Can you repeat the entries word for word, beginning with their first line and stopping after the line that contains "search-placeholder: 検索 — [51, 91, 66, 99]"?

▶ **DATA ROWS**:
════════════════════

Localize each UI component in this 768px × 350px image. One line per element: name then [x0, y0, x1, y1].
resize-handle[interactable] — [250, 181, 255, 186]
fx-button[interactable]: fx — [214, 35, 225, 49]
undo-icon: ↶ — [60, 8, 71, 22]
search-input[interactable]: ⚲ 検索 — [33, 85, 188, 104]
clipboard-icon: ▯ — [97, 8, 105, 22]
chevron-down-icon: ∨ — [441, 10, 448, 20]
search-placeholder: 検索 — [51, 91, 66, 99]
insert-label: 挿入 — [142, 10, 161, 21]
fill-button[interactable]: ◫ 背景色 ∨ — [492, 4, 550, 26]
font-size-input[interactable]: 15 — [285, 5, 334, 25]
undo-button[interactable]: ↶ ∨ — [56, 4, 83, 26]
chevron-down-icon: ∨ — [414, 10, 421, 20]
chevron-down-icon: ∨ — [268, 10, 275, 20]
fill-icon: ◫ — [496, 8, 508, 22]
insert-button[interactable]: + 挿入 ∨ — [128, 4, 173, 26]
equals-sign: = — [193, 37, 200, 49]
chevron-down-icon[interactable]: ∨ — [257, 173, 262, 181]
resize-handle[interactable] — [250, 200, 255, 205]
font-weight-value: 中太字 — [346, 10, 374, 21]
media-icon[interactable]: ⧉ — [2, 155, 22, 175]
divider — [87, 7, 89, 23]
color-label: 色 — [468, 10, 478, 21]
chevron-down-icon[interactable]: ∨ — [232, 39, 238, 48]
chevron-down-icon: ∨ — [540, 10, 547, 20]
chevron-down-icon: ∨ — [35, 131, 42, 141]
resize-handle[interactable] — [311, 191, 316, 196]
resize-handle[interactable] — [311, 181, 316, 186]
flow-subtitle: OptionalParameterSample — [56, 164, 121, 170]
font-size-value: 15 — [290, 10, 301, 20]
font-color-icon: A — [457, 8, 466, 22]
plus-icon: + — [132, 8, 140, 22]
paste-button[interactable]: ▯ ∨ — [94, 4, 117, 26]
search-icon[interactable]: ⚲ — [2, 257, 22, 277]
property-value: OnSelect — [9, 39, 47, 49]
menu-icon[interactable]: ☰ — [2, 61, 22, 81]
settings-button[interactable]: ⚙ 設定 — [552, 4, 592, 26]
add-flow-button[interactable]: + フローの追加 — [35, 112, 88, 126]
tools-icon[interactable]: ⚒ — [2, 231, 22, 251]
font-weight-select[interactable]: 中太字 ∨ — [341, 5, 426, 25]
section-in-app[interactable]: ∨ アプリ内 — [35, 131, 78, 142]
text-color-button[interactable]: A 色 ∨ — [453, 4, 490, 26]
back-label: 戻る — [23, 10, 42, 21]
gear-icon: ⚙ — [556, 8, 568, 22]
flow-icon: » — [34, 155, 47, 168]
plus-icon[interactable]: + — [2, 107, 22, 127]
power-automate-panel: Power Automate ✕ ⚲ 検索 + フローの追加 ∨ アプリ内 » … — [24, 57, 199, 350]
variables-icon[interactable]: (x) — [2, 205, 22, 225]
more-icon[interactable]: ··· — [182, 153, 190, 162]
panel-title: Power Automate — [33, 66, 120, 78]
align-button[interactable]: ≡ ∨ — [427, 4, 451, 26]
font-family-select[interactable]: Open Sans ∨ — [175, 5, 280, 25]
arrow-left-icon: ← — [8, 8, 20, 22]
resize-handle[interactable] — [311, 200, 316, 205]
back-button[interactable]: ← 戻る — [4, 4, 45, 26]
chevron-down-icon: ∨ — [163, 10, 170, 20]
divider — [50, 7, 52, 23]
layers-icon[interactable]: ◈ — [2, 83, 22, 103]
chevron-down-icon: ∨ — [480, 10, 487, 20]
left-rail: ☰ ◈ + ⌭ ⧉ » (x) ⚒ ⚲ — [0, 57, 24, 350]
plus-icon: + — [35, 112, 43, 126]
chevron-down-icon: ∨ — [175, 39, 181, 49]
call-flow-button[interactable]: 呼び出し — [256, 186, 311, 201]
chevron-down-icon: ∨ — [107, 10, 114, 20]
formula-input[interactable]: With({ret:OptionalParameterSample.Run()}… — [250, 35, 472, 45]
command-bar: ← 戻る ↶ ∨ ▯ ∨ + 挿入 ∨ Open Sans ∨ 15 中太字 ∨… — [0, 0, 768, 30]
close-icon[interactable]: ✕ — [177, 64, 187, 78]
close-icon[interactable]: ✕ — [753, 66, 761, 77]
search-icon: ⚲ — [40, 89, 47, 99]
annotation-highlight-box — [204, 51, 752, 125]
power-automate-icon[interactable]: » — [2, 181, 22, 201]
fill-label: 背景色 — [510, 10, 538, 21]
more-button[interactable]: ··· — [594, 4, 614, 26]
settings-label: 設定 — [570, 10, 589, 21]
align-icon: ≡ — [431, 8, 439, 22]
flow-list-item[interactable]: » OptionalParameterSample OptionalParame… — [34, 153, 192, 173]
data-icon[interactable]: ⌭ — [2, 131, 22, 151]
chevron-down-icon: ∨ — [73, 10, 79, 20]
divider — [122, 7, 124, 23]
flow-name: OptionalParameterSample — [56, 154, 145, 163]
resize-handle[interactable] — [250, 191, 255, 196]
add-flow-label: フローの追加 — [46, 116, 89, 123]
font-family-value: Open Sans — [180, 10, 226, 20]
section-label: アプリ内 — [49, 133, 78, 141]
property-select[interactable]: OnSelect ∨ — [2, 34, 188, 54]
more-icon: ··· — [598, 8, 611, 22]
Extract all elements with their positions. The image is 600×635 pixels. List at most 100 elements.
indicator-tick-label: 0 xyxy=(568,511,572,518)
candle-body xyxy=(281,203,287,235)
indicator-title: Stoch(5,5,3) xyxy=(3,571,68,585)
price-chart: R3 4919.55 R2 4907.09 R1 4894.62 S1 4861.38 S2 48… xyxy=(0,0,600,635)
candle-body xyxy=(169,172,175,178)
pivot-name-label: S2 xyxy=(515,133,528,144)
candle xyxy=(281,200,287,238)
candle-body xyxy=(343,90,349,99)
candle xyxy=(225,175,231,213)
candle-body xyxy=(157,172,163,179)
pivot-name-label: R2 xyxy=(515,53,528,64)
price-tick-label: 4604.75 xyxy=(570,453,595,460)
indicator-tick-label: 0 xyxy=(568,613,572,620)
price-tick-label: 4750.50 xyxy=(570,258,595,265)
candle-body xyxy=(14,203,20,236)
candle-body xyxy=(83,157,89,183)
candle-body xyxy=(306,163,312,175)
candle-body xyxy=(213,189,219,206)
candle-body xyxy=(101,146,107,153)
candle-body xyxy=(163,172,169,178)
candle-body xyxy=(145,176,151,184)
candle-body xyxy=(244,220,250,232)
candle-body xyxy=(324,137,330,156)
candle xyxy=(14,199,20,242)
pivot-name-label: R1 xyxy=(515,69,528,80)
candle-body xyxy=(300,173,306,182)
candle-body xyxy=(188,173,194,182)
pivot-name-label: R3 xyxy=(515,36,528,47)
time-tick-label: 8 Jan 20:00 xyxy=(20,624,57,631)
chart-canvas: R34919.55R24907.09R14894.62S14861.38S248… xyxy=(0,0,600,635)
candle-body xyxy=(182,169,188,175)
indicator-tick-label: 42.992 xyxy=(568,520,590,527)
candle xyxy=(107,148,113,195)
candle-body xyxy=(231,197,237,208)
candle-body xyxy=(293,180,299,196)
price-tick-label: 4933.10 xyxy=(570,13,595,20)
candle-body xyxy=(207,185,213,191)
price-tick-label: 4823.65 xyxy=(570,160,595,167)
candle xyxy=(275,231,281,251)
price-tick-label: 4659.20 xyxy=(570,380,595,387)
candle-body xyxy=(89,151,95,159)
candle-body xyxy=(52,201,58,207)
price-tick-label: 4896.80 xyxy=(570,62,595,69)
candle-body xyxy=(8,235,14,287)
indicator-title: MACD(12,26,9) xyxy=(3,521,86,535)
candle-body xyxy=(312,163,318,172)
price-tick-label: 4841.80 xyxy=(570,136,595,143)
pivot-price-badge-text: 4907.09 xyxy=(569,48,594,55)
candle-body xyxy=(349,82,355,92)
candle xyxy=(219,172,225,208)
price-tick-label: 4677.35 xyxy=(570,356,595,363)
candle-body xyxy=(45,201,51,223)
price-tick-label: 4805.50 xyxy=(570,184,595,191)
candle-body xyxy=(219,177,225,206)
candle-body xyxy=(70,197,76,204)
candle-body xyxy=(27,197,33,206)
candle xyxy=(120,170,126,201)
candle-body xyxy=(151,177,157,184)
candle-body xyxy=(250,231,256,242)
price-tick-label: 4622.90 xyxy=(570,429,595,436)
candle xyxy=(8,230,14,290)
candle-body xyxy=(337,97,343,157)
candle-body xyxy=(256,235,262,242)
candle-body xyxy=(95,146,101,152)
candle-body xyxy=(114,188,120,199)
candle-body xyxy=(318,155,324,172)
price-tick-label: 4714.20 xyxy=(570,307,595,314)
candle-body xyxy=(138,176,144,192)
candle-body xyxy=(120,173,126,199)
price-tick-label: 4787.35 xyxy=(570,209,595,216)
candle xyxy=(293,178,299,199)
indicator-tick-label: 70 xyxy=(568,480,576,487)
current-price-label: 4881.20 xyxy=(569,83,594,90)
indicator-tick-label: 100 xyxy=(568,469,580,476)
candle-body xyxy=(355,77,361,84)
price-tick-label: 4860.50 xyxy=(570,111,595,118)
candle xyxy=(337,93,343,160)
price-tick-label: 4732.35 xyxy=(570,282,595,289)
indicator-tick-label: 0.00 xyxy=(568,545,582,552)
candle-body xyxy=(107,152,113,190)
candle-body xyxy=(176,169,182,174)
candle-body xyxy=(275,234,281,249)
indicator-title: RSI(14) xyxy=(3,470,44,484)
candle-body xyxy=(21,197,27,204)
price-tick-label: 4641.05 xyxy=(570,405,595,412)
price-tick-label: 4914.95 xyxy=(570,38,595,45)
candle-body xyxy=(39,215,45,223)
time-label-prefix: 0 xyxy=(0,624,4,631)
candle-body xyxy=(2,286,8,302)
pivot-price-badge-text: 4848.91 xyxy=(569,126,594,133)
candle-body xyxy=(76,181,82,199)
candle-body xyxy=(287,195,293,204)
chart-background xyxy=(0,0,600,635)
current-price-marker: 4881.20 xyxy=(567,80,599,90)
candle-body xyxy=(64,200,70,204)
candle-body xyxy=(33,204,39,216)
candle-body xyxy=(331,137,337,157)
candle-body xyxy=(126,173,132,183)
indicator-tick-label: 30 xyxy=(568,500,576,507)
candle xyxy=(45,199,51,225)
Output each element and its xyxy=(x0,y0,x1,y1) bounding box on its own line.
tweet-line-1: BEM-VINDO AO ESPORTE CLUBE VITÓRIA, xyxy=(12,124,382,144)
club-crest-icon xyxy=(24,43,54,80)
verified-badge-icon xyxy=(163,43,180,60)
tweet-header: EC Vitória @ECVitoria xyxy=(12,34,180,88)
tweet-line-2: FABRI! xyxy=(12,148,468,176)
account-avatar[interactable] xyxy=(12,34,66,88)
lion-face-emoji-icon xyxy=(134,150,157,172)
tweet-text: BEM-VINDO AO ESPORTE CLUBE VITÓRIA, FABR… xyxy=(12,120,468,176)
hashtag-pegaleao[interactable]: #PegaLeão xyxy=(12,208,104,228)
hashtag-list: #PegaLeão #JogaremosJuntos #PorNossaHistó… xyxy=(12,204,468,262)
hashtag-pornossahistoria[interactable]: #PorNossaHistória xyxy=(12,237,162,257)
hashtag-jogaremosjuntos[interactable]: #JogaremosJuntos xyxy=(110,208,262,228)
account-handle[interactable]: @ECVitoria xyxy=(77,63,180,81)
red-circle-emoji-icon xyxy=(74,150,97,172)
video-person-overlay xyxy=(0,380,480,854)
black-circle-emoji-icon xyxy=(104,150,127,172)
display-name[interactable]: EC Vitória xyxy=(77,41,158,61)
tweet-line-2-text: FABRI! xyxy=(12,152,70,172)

════════════════════

▶ **SOLUTION BELOW**:
Localize each UI component in this 768px × 350px image. One line per element: name then [x0, y0, x1, y1].
resize-handle[interactable] — [250, 181, 255, 186]
fx-button[interactable]: fx — [214, 35, 225, 49]
undo-icon: ↶ — [60, 8, 71, 22]
search-input[interactable]: ⚲ 検索 — [33, 85, 188, 104]
clipboard-icon: ▯ — [97, 8, 105, 22]
chevron-down-icon: ∨ — [441, 10, 448, 20]
search-placeholder: 検索 — [51, 91, 66, 99]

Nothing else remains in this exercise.